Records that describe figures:
========
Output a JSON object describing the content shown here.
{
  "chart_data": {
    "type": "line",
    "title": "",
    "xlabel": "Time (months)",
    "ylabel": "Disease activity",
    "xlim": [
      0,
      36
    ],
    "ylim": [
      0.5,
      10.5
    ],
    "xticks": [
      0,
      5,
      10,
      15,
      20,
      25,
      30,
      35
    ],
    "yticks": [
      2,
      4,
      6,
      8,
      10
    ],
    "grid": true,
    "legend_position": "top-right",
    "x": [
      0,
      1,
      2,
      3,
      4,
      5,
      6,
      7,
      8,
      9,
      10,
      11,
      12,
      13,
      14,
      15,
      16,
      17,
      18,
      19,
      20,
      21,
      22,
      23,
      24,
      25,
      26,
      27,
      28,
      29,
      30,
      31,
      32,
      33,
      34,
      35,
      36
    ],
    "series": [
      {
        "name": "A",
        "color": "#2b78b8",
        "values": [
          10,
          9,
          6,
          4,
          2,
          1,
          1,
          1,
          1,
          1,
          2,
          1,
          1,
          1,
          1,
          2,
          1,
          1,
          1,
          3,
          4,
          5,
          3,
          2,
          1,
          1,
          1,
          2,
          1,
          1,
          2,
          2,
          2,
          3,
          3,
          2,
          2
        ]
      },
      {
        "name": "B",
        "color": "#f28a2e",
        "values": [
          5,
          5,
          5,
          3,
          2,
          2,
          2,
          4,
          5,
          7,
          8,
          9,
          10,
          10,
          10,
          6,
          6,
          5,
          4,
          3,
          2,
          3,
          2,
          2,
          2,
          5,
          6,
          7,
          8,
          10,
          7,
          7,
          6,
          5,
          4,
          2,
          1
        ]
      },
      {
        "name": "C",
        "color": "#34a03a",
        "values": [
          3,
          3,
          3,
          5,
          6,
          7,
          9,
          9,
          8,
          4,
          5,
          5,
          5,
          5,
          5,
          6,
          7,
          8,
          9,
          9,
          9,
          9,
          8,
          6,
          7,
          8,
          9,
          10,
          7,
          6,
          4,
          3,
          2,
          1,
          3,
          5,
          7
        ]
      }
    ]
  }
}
========
• TASK INSTRUCTIONS:
Show all lines above holding "color".

• TASK SOLUTION:
        "color": "#2b78b8",
        "color": "#f28a2e",
        "color": "#34a03a",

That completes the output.